- [Stored items]:

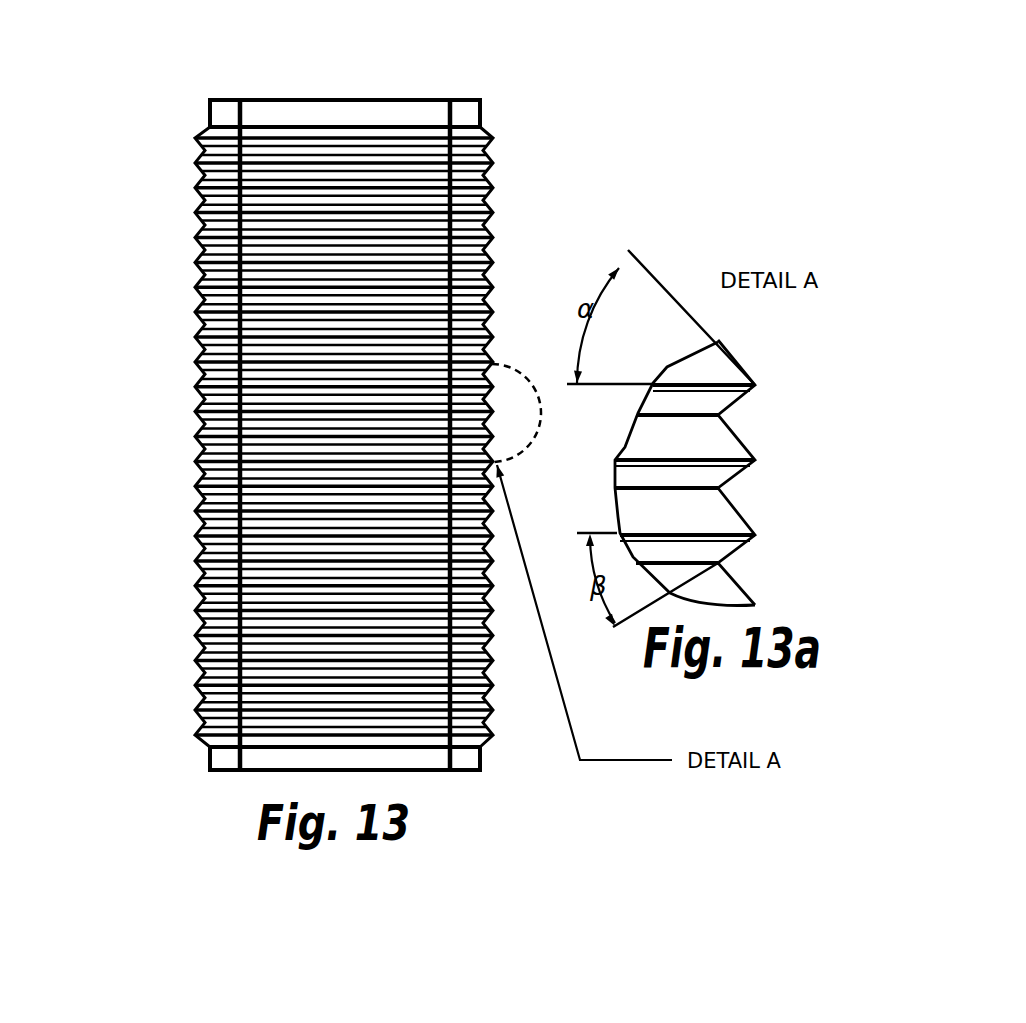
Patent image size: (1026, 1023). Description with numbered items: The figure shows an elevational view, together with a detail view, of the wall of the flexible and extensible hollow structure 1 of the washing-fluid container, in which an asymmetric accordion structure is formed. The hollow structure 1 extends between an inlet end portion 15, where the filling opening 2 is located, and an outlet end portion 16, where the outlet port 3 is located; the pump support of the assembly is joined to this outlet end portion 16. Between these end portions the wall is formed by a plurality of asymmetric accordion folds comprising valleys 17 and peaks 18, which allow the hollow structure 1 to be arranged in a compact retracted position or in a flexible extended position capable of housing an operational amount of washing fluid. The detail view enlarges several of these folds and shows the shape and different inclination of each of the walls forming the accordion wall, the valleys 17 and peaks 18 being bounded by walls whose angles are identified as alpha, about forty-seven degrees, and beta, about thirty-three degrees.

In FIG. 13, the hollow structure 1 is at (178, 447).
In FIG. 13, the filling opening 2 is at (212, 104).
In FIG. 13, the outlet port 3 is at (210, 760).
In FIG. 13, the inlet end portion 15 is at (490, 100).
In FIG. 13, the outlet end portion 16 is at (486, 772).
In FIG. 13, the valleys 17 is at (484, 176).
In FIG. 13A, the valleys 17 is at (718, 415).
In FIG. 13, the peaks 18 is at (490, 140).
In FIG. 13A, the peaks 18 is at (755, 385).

- [SET EXERCISE]:
Write out every one of the lines above again without changing anything, but leave the picture out.

- [FINAL RESULT]:
Patent image size: (1026, 1023). Description with numbered items: The figure shows an elevational view, together with a detail view, of the wall of the flexible and extensible hollow structure 1 of the washing-fluid container, in which an asymmetric accordion structure is formed. The hollow structure 1 extends between an inlet end portion 15, where the filling opening 2 is located, and an outlet end portion 16, where the outlet port 3 is located; the pump support of the assembly is joined to this outlet end portion 16. Between these end portions the wall is formed by a plurality of asymmetric accordion folds comprising valleys 17 and peaks 18, which allow the hollow structure 1 to be arranged in a compact retracted position or in a flexible extended position capable of housing an operational amount of washing fluid. The detail view enlarges several of these folds and shows the shape and different inclination of each of the walls forming the accordion wall, the valleys 17 and peaks 18 being bounded by walls whose angles are identified as alpha, about forty-seven degrees, and beta, about thirty-three degrees.

In FIG. 13, the hollow structure 1 is at (178, 447).
In FIG. 13, the filling opening 2 is at (212, 104).
In FIG. 13, the outlet port 3 is at (210, 760).
In FIG. 13, the inlet end portion 15 is at (490, 100).
In FIG. 13, the outlet end portion 16 is at (486, 772).
In FIG. 13, the valleys 17 is at (484, 176).
In FIG. 13A, the valleys 17 is at (718, 415).
In FIG. 13, the peaks 18 is at (490, 140).
In FIG. 13A, the peaks 18 is at (755, 385).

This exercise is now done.